▶ **Stored rows**
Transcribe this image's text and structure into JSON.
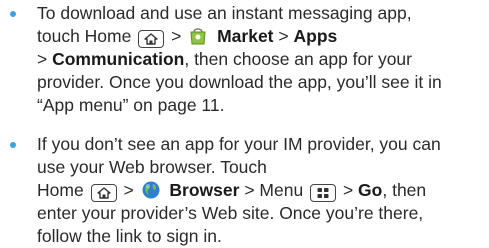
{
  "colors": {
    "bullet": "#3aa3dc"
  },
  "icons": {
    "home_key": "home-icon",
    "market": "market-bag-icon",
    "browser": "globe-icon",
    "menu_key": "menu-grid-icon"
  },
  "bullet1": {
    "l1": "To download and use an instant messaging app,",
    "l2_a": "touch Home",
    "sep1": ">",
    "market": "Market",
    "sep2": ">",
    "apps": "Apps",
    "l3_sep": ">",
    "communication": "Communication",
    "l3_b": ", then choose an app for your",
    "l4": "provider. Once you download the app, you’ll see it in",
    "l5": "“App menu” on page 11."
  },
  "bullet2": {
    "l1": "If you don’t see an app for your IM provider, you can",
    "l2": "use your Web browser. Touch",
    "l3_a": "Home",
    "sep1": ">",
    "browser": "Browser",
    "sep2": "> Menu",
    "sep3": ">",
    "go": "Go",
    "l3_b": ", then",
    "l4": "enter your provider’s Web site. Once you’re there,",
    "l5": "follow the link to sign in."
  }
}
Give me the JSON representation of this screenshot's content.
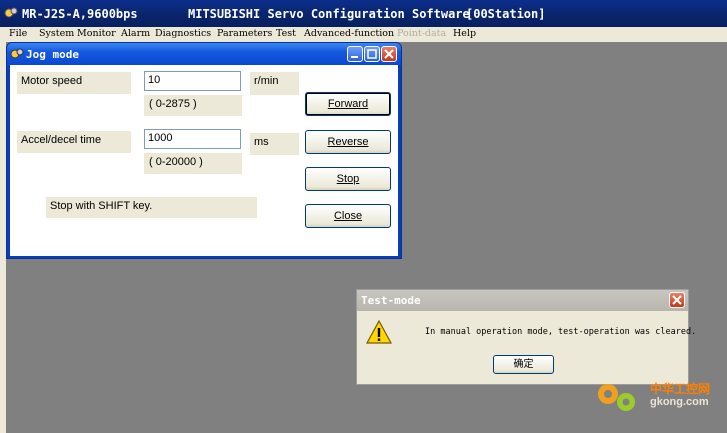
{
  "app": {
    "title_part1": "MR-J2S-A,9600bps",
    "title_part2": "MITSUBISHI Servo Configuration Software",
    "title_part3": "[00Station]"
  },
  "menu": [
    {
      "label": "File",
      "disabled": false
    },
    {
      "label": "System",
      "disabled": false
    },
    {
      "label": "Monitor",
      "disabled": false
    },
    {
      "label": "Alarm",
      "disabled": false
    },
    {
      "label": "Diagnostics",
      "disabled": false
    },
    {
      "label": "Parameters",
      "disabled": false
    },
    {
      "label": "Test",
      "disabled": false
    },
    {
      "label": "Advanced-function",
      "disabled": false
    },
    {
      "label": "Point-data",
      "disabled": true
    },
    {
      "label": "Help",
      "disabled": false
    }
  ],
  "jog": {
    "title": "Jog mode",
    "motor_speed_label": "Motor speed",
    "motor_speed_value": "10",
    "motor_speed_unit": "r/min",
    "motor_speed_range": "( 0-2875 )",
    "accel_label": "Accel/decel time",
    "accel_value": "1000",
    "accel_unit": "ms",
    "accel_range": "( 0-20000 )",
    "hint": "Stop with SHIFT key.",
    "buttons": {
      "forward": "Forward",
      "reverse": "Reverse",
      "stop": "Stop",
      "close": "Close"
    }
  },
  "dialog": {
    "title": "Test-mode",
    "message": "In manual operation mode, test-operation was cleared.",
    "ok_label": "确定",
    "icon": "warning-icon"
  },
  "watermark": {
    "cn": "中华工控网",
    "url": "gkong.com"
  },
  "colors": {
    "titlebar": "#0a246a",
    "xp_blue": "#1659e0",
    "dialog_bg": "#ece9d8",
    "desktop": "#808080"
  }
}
==
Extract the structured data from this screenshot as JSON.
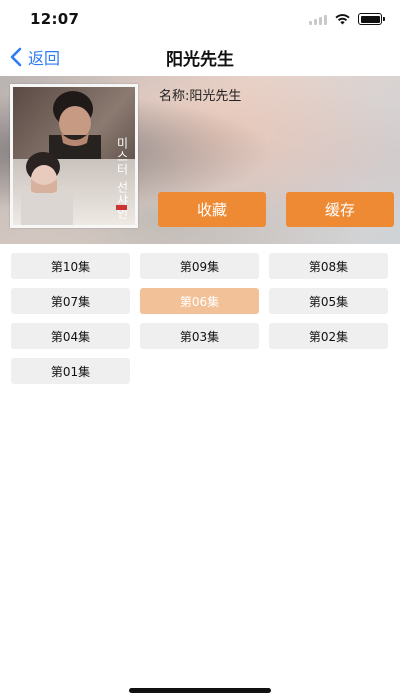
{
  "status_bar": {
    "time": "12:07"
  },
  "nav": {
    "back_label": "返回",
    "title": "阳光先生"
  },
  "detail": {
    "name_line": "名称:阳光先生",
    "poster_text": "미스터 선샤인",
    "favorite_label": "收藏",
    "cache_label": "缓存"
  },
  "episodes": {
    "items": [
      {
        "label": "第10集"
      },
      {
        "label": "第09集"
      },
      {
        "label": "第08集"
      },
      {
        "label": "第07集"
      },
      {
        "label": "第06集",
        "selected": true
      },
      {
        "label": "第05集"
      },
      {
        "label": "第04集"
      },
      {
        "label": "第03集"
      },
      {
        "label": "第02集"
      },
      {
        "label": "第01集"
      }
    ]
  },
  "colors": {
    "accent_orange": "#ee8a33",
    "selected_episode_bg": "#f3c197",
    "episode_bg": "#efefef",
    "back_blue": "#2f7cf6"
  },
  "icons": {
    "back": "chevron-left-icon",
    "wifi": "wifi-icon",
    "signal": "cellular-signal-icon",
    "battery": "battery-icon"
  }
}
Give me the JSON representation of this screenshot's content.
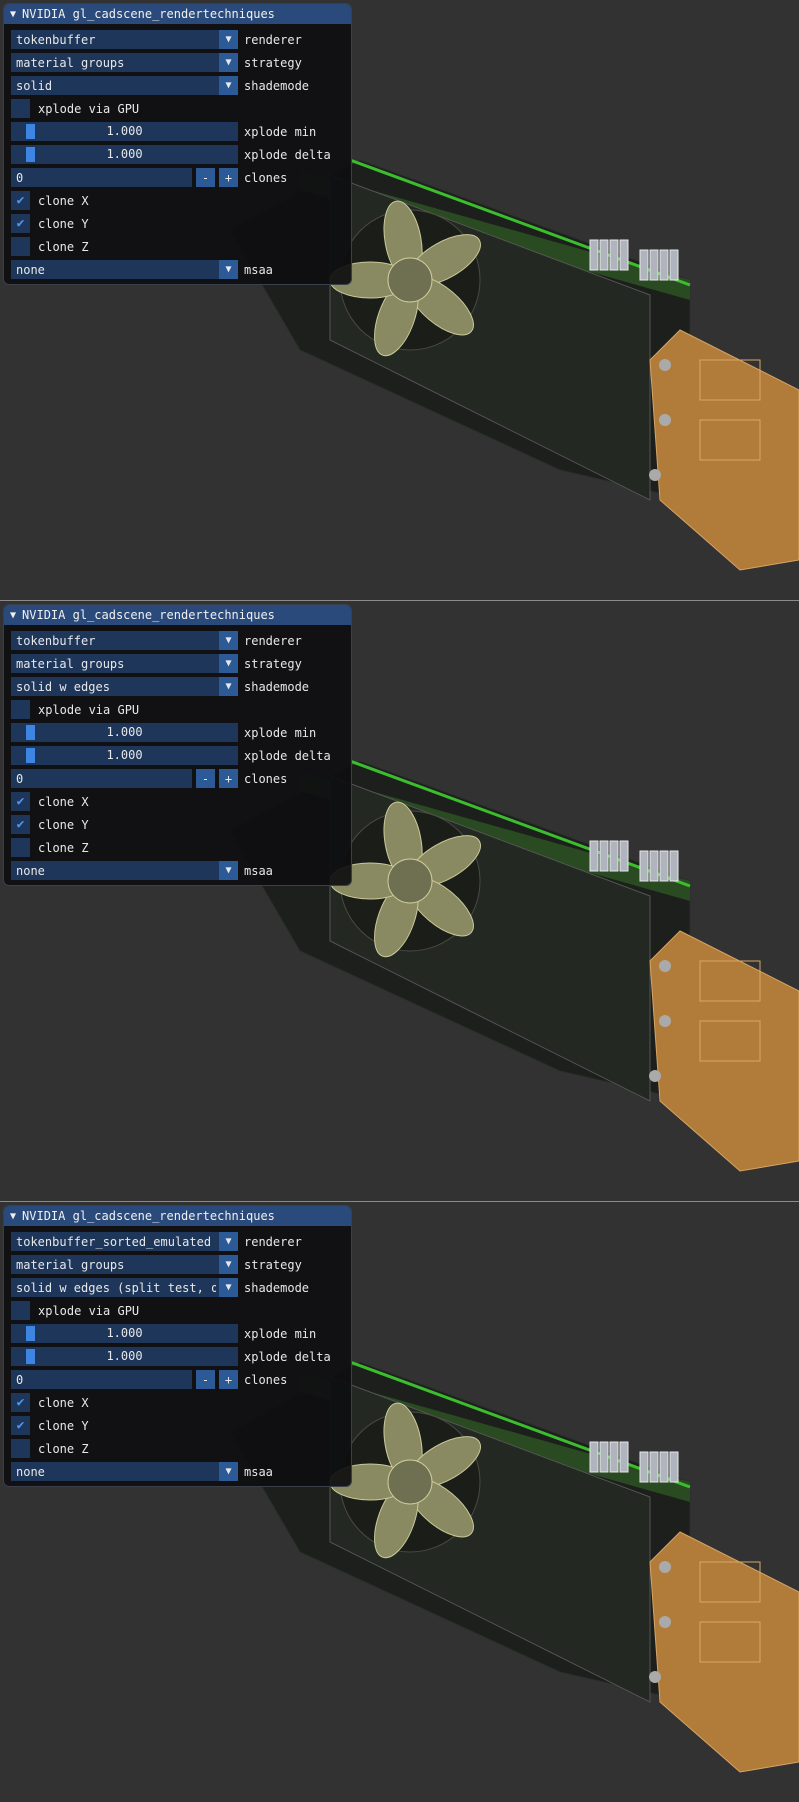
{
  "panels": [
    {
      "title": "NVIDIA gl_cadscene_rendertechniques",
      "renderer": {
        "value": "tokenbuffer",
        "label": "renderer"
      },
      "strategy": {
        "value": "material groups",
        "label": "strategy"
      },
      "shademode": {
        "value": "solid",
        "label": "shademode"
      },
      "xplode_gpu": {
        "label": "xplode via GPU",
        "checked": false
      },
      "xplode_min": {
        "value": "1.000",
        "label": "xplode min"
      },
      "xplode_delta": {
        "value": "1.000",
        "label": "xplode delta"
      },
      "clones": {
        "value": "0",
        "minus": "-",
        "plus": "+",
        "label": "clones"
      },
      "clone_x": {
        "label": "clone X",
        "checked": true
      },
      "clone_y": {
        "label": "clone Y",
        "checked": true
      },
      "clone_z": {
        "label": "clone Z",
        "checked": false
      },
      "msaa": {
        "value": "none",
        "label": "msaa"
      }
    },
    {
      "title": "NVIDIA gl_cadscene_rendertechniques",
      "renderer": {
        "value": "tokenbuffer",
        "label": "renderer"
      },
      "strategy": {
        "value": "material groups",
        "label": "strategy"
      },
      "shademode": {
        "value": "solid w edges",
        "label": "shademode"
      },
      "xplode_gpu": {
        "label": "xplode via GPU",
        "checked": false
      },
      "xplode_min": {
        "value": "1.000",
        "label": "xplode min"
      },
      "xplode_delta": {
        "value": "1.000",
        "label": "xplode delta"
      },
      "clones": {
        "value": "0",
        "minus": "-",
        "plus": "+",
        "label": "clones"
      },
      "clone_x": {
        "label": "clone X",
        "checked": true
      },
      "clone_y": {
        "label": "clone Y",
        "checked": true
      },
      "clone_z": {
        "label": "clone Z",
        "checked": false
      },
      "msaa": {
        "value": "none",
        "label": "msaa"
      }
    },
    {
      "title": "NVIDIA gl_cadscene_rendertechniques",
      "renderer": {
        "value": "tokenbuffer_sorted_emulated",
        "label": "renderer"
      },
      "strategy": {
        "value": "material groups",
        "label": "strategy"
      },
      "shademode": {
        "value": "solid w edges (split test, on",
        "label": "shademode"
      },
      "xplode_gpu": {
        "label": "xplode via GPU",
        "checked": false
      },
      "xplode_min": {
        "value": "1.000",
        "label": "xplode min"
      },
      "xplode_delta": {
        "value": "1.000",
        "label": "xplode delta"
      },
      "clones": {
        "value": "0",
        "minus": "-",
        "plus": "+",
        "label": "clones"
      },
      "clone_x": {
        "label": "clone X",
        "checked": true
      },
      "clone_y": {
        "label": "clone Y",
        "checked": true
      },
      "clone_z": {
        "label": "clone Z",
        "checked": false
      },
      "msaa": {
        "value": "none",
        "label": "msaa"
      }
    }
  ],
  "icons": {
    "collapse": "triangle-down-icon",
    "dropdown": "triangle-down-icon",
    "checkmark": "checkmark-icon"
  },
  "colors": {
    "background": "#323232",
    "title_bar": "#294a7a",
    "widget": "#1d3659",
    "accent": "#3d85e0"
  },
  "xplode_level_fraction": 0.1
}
...
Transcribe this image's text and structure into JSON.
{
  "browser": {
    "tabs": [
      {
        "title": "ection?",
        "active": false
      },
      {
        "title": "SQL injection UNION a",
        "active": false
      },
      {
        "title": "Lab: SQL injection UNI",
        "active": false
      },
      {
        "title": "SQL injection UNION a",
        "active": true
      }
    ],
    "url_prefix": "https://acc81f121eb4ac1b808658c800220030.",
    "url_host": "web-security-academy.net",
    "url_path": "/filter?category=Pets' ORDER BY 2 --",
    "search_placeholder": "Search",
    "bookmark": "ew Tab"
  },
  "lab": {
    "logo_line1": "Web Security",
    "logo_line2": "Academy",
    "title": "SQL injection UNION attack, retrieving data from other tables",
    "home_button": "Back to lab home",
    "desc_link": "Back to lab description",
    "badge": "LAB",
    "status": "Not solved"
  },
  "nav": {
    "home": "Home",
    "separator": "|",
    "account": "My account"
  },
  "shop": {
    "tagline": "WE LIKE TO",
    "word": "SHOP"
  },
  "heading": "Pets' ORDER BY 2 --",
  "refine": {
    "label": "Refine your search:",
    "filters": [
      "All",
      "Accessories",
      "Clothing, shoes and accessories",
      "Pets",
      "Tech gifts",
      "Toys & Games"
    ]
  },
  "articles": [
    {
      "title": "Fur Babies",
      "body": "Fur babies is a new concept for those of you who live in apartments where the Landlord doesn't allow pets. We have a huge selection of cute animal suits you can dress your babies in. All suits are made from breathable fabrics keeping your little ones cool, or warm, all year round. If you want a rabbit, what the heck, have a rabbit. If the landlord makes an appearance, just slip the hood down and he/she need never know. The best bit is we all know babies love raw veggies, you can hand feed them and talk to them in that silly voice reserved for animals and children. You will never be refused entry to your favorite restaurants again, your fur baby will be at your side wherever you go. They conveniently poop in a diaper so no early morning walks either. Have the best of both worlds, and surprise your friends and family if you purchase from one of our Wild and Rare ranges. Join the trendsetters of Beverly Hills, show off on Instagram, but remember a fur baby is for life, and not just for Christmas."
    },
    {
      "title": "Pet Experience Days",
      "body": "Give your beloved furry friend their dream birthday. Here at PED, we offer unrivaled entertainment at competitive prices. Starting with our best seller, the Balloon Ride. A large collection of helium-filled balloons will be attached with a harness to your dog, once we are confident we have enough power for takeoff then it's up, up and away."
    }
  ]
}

▶ **Work instructions**
Gather and return every line that holds the string "data".

▶ **Solution to this problem**
      "label": "Point-data",
Extract the structured data from this screenshot as JSON.
    "title": "SQL injection UNION attack, retrieving data from other tables",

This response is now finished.